Work to complete:
Reproduce each line of the listing exactly.

Records for this exercise:
** START **
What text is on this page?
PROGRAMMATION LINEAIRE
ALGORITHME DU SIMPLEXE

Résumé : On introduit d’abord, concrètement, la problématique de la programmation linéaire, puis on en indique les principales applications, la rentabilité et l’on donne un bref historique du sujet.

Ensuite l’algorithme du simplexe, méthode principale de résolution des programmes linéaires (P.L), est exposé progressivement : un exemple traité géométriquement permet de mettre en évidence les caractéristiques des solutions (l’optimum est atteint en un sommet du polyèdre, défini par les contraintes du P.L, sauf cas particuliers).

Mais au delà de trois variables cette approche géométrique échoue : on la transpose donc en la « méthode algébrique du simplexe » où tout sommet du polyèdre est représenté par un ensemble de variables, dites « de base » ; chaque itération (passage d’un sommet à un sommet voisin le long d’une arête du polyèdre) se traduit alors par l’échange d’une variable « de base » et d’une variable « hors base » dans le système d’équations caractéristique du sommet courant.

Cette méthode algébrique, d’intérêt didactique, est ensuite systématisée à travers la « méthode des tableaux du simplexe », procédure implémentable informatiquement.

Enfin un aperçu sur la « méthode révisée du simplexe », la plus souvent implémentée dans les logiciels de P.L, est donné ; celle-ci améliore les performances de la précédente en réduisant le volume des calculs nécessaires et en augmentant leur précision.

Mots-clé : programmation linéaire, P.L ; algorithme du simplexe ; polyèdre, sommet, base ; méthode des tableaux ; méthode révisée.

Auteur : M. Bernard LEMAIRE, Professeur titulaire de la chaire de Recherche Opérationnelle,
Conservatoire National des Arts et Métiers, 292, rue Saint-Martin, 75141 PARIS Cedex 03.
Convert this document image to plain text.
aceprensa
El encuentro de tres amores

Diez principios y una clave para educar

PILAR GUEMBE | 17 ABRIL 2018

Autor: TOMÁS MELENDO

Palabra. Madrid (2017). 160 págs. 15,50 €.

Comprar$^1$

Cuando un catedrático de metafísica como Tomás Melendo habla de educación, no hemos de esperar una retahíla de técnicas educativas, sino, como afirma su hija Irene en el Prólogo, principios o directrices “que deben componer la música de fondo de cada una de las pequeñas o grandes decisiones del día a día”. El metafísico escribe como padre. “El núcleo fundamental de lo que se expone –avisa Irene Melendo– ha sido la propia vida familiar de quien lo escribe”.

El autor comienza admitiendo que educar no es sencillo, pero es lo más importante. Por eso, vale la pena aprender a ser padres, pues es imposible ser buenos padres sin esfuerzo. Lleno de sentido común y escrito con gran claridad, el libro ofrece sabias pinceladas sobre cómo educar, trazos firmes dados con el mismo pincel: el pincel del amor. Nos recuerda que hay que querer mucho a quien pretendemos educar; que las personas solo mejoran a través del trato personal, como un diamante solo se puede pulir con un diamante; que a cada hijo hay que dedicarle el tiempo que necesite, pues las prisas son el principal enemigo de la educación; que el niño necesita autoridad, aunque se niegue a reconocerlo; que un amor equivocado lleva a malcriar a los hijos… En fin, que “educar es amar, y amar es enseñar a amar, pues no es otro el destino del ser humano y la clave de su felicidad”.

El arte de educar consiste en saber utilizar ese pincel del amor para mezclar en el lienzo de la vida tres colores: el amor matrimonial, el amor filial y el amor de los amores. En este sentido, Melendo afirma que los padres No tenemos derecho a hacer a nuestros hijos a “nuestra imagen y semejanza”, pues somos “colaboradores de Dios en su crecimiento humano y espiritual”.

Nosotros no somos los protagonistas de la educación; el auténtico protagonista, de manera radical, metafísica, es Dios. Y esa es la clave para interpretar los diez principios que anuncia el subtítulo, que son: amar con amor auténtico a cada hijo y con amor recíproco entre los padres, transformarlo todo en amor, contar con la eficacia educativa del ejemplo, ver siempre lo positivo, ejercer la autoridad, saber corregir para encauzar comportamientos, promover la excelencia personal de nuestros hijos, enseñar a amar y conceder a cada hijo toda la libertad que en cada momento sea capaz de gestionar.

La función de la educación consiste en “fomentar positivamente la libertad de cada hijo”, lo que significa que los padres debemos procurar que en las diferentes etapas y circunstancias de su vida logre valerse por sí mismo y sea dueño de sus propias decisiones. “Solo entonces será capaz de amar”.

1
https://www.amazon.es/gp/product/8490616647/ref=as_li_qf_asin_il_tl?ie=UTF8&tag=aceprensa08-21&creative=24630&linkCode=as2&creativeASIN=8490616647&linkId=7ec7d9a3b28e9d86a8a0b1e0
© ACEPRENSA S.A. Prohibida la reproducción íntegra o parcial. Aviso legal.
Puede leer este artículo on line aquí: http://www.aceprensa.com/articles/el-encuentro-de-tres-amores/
** END **
Finished exercise:
What text is on this page?
PROGRAMMATION LINEAIRE
ALGORITHME DU SIMPLEXE

Résumé : On introduit d’abord, concrètement, la problématique de la programmation linéaire, puis on en indique les principales applications, la rentabilité et l’on donne un bref historique du sujet.

Ensuite l’algorithme du simplexe, méthode principale de résolution des programmes linéaires (P.L), est exposé progressivement : un exemple traité géométriquement permet de mettre en évidence les caractéristiques des solutions (l’optimum est atteint en un sommet du polyèdre, défini par les contraintes du P.L, sauf cas particuliers).

Mais au delà de trois variables cette approche géométrique échoue : on la transpose donc en la « méthode algébrique du simplexe » où tout sommet du polyèdre est représenté par un ensemble de variables, dites « de base » ; chaque itération (passage d’un sommet à un sommet voisin le long d’une arête du polyèdre) se traduit alors par l’échange d’une variable « de base » et d’une variable « hors base » dans le système d’équations caractéristique du sommet courant.

Cette méthode algébrique, d’intérêt didactique, est ensuite systématisée à travers la « méthode des tableaux du simplexe », procédure implémentable informatiquement.

Enfin un aperçu sur la « méthode révisée du simplexe », la plus souvent implémentée dans les logiciels de P.L, est donné ; celle-ci améliore les performances de la précédente en réduisant le volume des calculs nécessaires et en augmentant leur précision.

Mots-clé : programmation linéaire, P.L ; algorithme du simplexe ; polyèdre, sommet, base ; méthode des tableaux ; méthode révisée.

Auteur : M. Bernard LEMAIRE, Professeur titulaire de la chaire de Recherche Opérationnelle,
Conservatoire National des Arts et Métiers, 292, rue Saint-Martin, 75141 PARIS Cedex 03.
Convert this document image to plain text.
aceprensa
El encuentro de tres amores

Diez principios y una clave para educar

PILAR GUEMBE | 17 ABRIL 2018

Autor: TOMÁS MELENDO

Palabra. Madrid (2017). 160 págs. 15,50 €.

Comprar$^1$

Cuando un catedrático de metafísica como Tomás Melendo habla de educación, no hemos de esperar una retahíla de técnicas educativas, sino, como afirma su hija Irene en el Prólogo, principios o directrices “que deben componer la música de fondo de cada una de las pequeñas o grandes decisiones del día a día”. El metafísico escribe como padre. “El núcleo fundamental de lo que se expone –avisa Irene Melendo– ha sido la propia vida familiar de quien lo escribe”.

El autor comienza admitiendo que educar no es sencillo, pero es lo más importante. Por eso, vale la pena aprender a ser padres, pues es imposible ser buenos padres sin esfuerzo. Lleno de sentido común y escrito con gran claridad, el libro ofrece sabias pinceladas sobre cómo educar, trazos firmes dados con el mismo pincel: el pincel del amor. Nos recuerda que hay que querer mucho a quien pretendemos educar; que las personas solo mejoran a través del trato personal, como un diamante solo se puede pulir con un diamante; que a cada hijo hay que dedicarle el tiempo que necesite, pues las prisas son el principal enemigo de la educación; que el niño necesita autoridad, aunque se niegue a reconocerlo; que un amor equivocado lleva a malcriar a los hijos… En fin, que “educar es amar, y amar es enseñar a amar, pues no es otro el destino del ser humano y la clave de su felicidad”.

El arte de educar consiste en saber utilizar ese pincel del amor para mezclar en el lienzo de la vida tres colores: el amor matrimonial, el amor filial y el amor de los amores. En este sentido, Melendo afirma que los padres No tenemos derecho a hacer a nuestros hijos a “nuestra imagen y semejanza”, pues somos “colaboradores de Dios en su crecimiento humano y espiritual”.

Nosotros no somos los protagonistas de la educación; el auténtico protagonista, de manera radical, metafísica, es Dios. Y esa es la clave para interpretar los diez principios que anuncia el subtítulo, que son: amar con amor auténtico a cada hijo y con amor recíproco entre los padres, transformarlo todo en amor, contar con la eficacia educativa del ejemplo, ver siempre lo positivo, ejercer la autoridad, saber corregir para encauzar comportamientos, promover la excelencia personal de nuestros hijos, enseñar a amar y conceder a cada hijo toda la libertad que en cada momento sea capaz de gestionar.

La función de la educación consiste en “fomentar positivamente la libertad de cada hijo”, lo que significa que los padres debemos procurar que en las diferentes etapas y circunstancias de su vida logre valerse por sí mismo y sea dueño de sus propias decisiones. “Solo entonces será capaz de amar”.

1
https://www.amazon.es/gp/product/8490616647/ref=as_li_qf_asin_il_tl?ie=UTF8&tag=aceprensa08-21&creative=24630&linkCode=as2&creativeASIN=8490616647&linkId=7ec7d9a3b28e9d86a8a0b1e0
© ACEPRENSA S.A. Prohibida la reproducción íntegra o parcial. Aviso legal.
Puede leer este artículo on line aquí: http://www.aceprensa.com/articles/el-encuentro-de-tres-amores/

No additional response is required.